_Exercise input_:
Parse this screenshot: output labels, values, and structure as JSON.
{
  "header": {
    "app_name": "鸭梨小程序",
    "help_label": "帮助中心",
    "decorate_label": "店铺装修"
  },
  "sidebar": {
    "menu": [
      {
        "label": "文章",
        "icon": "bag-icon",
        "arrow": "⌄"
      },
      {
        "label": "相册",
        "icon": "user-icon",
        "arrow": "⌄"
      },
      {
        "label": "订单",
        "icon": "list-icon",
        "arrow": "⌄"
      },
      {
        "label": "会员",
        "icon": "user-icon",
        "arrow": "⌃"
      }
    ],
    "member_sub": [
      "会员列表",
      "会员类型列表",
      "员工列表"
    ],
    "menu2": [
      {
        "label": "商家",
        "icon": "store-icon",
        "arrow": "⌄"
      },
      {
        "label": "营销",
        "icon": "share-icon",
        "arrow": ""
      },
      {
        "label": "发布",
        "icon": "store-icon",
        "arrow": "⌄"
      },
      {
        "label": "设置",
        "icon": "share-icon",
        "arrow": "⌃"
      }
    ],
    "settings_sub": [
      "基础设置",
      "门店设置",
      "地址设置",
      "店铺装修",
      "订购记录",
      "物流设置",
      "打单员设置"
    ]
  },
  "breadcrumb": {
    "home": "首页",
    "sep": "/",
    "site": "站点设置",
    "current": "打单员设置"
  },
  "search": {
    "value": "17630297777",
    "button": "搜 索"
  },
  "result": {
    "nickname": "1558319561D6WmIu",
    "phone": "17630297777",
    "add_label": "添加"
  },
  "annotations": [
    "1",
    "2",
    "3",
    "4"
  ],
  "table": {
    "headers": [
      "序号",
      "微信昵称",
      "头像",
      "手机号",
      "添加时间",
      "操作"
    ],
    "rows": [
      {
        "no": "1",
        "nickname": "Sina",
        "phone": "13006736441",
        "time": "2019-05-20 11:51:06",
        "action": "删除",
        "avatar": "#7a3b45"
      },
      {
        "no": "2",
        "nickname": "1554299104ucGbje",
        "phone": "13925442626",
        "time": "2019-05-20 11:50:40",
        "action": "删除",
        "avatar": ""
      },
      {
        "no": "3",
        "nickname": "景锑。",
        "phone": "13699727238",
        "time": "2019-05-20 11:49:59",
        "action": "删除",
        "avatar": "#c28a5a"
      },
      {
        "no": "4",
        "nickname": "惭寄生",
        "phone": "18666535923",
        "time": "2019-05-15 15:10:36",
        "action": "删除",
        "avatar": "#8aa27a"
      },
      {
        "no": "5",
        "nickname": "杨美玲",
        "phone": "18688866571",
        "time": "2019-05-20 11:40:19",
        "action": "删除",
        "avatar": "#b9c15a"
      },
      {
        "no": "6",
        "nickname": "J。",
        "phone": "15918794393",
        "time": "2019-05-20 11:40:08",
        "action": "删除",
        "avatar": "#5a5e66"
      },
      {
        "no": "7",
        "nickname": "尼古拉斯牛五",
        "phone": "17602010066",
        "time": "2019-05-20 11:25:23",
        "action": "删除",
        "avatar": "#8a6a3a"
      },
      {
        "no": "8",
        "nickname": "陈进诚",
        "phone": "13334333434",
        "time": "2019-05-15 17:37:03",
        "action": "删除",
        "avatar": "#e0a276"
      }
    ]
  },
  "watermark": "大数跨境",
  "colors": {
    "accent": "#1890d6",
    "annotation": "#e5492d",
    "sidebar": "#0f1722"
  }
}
--
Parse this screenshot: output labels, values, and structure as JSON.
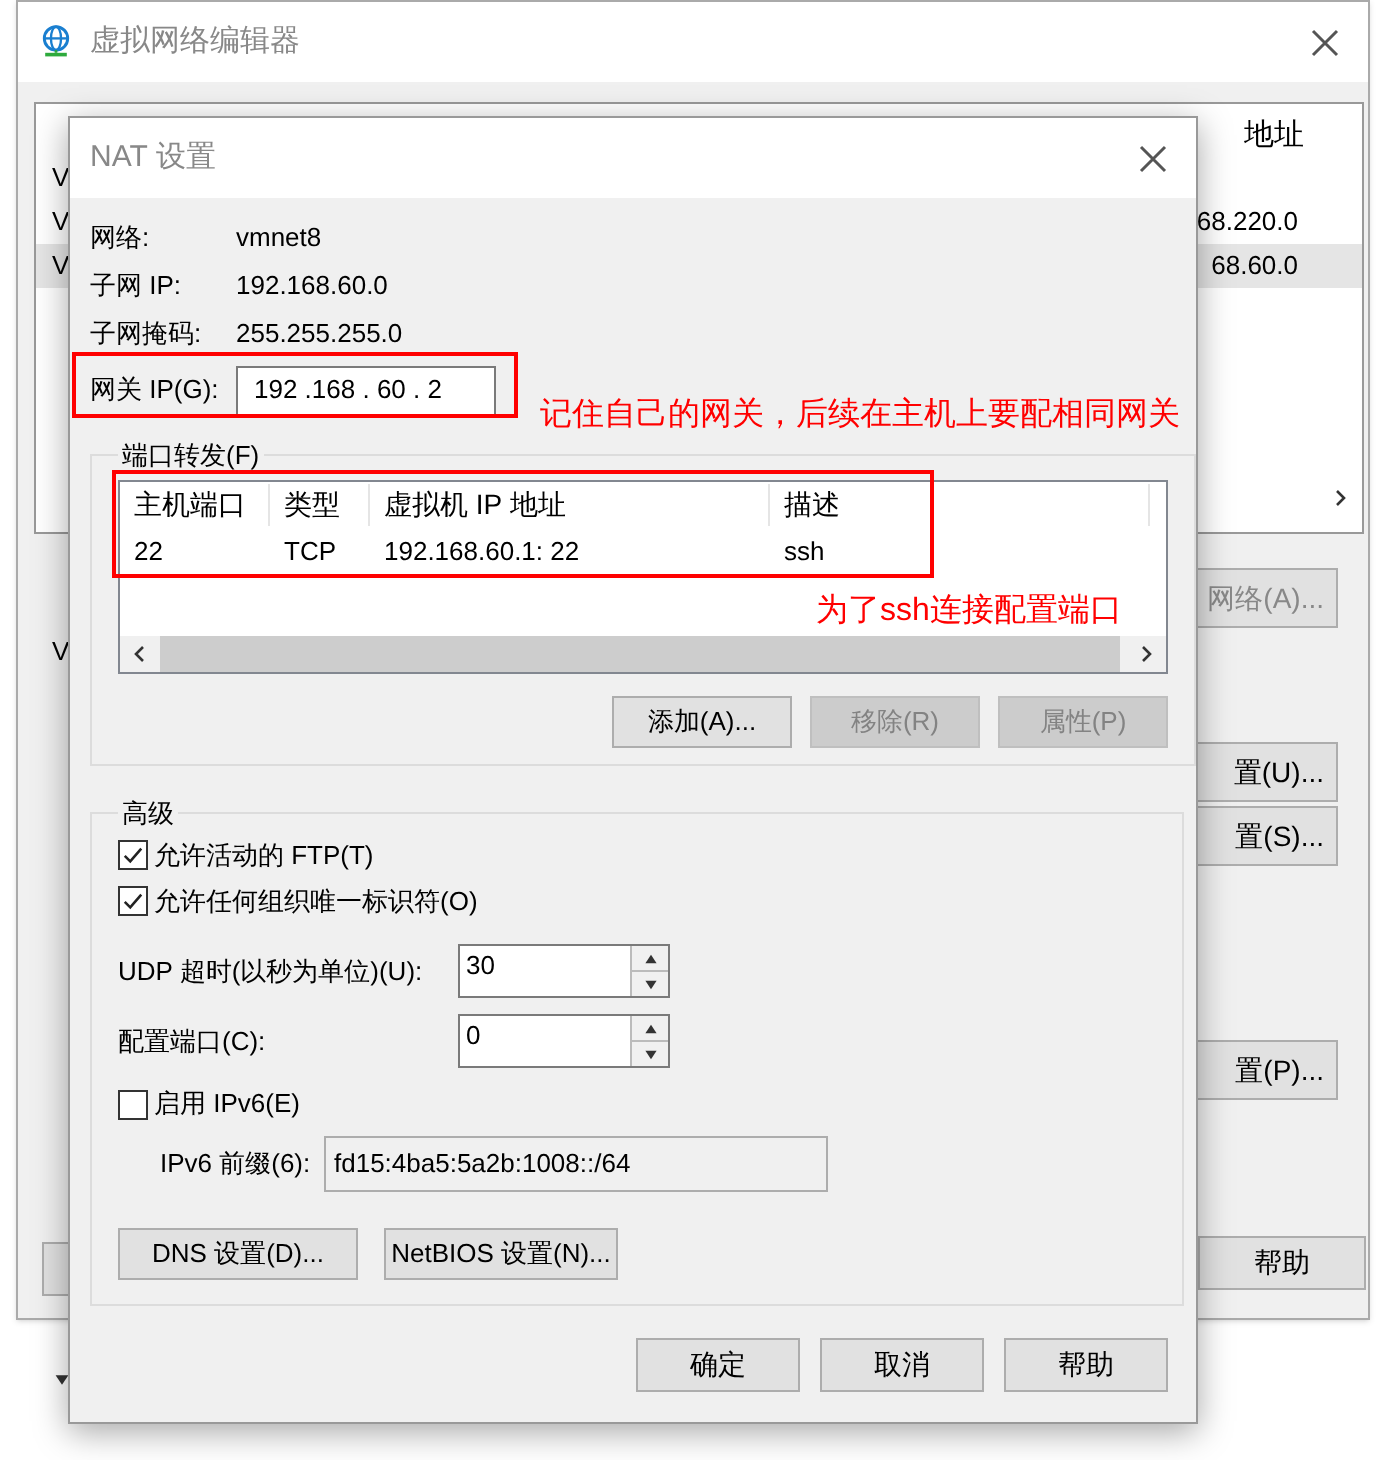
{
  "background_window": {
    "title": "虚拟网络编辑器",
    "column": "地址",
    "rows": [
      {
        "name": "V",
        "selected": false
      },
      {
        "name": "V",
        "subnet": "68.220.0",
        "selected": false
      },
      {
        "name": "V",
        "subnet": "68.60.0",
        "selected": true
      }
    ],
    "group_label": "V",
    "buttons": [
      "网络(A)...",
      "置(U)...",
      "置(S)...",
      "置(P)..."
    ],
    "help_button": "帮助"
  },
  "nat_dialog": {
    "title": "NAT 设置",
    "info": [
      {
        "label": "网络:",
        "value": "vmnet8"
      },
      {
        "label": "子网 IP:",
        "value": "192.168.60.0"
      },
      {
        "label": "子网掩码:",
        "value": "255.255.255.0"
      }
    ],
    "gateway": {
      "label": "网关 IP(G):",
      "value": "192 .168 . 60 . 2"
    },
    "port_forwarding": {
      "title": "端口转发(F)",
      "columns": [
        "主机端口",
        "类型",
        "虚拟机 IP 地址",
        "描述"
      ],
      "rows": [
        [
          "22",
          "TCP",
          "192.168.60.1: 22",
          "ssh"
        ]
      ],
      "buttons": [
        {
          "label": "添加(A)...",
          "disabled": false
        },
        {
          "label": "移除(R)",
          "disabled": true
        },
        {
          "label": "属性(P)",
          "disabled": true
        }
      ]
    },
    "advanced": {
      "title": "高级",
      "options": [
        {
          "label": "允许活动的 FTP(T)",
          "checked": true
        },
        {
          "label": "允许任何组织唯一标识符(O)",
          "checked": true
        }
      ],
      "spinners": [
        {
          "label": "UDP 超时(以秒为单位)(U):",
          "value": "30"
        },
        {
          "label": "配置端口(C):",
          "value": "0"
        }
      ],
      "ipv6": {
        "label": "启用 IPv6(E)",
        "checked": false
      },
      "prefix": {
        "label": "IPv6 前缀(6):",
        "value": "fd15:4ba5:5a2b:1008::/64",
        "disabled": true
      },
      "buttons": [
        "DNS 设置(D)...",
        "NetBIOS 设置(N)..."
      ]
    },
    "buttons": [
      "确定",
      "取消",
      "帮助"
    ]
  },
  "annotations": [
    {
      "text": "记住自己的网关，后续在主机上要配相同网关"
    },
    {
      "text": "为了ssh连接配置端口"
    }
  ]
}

_Exercise directions_:
Where a line in the material above holds "title", copy that line.

_Reply_:
    "title": "虚拟网络编辑器",
    "title": "NAT 设置",
      "title": "端口转发(F)",
      "title": "高级",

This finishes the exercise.